- **TEXT**
Start of Block
Q: Can you say when those teams will be added?

A: When you look at the calendar, we’re going to at least have to have recruiters in place by next spring, spring of 2014, because they’re going to need to work with high school students in the academic year of 2014-2015. Really in the fall is when most of the recruitment is done to get the teams together by 2015-2016. So that’s really going to develop pretty quickly.

Q: Do you think college athletics are important?

A: Our IU South Bend athletes have a higher GPA. A large percentage of them live on campus, more than half. They graduate faster and they retain from the freshman to sophomore year. I think we have a really appropriate approach to our athletics program, which is to have scholar athletes. These are students with no disciplinary problems, in fact there were none at all last year which is pretty amazing.
We have a relatively small program, but all that says that our coaches are doing a great job and the students themselves are really focusing on what’s important, which is their studies.

Q: How do you think you will be different from our previous chancellor, Una Mae Reck?

A: I think what everybody has said and is thankful for is Chancellor Reck changing this university into a campus. She initiated the athletics. She put a lot of things into place.

What I’m going to put my emphasis on is, as I said, student success. And that includes that full spectrum of student life. Not just recruitment and retention, but expanding athletics, expanding internships within the community for our students, working with our alumni association and others to make sure that students here have opportunities for service learning. All of these things will really make our students more successful as they leave this institution.

The other thing, as I mentioned earlier, is finding out what academic programs really meet the needs of the community. In order to accomplish that, I’m really going to focus on planning this year. Not only doing the academic master plan, but the full strategic plan for the university. Not the 99 page version, but the three page version that I think will actually be a successful outline that we can work on for the next five, six or seven years.

Q: During a panel as a candidate for this position, you mentioned that you were a member of many environmental groups. Are you interested in green technology on campus? Do you plan on putting a bigger emphasis on sustainability?

A: Academically, I think we’re doing a lot of interesting things here in sustainability. It’s a good academic program. The campus that I was at for many years, California State San Marcos, they won the recycle mania contest nationally at least five times.
End of Block
- **RECORDS**
Start of Block
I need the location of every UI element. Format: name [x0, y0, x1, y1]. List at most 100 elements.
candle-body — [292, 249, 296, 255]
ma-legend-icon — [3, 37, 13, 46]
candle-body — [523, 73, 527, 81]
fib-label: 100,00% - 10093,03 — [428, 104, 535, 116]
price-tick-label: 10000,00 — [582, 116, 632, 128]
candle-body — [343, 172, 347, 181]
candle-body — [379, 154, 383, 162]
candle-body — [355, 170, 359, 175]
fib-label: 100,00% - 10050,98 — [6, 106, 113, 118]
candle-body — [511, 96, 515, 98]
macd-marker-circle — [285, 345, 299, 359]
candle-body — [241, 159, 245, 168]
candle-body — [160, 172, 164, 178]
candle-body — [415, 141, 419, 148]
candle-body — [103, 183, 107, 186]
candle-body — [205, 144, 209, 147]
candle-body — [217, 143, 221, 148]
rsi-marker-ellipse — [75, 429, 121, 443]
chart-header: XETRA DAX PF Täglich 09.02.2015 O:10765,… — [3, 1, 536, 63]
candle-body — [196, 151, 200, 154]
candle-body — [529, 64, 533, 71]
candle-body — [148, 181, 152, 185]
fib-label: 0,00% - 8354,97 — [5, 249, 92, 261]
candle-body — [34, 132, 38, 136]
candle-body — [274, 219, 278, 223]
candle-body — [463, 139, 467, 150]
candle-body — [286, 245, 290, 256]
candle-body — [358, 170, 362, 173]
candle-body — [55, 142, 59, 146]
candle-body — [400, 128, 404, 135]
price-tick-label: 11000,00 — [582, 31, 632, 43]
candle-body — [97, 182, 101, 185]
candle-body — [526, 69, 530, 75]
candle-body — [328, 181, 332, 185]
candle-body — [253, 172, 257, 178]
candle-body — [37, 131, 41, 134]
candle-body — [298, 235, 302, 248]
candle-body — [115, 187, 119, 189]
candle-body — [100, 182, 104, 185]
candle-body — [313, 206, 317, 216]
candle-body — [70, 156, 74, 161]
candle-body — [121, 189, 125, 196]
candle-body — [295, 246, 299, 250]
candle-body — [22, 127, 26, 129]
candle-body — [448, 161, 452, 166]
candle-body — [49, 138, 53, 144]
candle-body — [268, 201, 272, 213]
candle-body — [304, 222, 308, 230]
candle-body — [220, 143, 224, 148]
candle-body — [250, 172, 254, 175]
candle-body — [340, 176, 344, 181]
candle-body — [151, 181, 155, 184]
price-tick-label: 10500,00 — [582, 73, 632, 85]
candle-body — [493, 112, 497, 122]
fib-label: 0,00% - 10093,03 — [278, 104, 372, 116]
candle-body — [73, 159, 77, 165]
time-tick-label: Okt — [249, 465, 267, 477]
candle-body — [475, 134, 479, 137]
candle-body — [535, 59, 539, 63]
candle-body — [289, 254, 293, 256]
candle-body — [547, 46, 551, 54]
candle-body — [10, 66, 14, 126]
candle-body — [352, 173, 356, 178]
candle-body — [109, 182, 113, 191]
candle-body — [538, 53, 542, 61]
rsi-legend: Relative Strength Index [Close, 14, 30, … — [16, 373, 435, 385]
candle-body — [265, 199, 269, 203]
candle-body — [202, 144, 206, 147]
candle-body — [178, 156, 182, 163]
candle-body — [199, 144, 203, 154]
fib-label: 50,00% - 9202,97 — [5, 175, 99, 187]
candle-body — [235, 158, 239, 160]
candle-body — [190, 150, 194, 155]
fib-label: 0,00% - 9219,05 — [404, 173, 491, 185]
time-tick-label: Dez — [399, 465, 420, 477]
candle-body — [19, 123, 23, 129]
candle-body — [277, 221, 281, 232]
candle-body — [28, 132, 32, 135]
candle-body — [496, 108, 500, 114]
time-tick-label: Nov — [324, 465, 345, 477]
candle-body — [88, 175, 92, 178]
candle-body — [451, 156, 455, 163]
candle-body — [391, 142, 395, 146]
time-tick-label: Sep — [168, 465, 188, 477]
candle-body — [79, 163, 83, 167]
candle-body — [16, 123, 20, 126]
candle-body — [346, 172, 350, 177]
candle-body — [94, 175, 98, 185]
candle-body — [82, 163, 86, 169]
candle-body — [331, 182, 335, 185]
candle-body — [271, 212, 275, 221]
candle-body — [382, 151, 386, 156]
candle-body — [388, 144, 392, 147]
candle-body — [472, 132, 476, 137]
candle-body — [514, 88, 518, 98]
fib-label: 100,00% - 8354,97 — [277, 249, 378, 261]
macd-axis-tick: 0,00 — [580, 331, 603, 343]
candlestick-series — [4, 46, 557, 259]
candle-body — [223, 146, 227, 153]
End of Block
- **ASSIGNMENT 1**
Answer these from the interview:
(a) By when must recruiters be in place for the new teams?
(b) How many IU South Bend athletes live on campus?
(c) At which campus did the speaker spend many years before this one?
- **ASSIGNMENT 2**
Repeat the passage of the interview word for word, starting at the words "A: I think what" and ending after "leave this institution.".
- **ASSIGNMENT 3**
Write what comes next in the interview with the IU South Bend chancellor, after its final sentence.
The listing is separate material and has no connection to the interview.

- **EXERCISE OUTPUT 1**
(a) By next spring, spring of 2014.
(b) More than half.
(c) California State San Marcos.

- **EXERCISE OUTPUT 2**
A: I think what everybody has said and is thankful for is Chancellor Reck changing this university into a campus. She initiated the athletics. She put a lot of things into place.

What I’m going to put my emphasis on is, as I said, student success. And that includes that full spectrum of student life. Not just recruitment and retention, but expanding athletics, expanding internships within the community for our students, working with our alumni association and others to make sure that students here have opportunities for service learning. All of these things will really make our students more successful as they leave this institution.

- **EXERCISE OUTPUT 3**
Here we really want to look at our ability to recycle and reuse. We did the sustainable parking lot across the street along the western edge [of IUSB] and we’ll certainly look for more opportunities. There’s some permeable pavement over there and native plants. Some of them look a little more natural than we’re used to with our landscaping, but they’re very beautiful. So we’ll be looking at that.
We’ll also be looking into using less water, certainly fewer toxic materials. The new building will be LEED certified.

Q: Can students expect to be able to see you on campus? Do you expect to be engaged with students?

A: I was out at orientation today [August 14] walking around. I was among the tables, going around and saying hello. Several students have come by to say hello, and we certainly take e-mails that come directly from students so we can try to help them. I’m certainly happy to meet with student groups if they invite me. I really enjoy working with students. And when you have a job like this, it’s hard to teach, but I would love to get back in the classroom some year.

Q: Are you eager for the year to start? How do you feel overall about the new position?

A: It’s a major step up to be a chancellor. Previously I was a provost [and vice president of academic affairs] at my last university and that had a lot of duties. But to be head of the campus, there’s a lot more work externally in the community meeting people. I think that’s an exciting part about the job, too.

I’ve really enjoyed it so far here. I’ve been meeting many different people and I’m really excited about the coming year. It’s good to be here.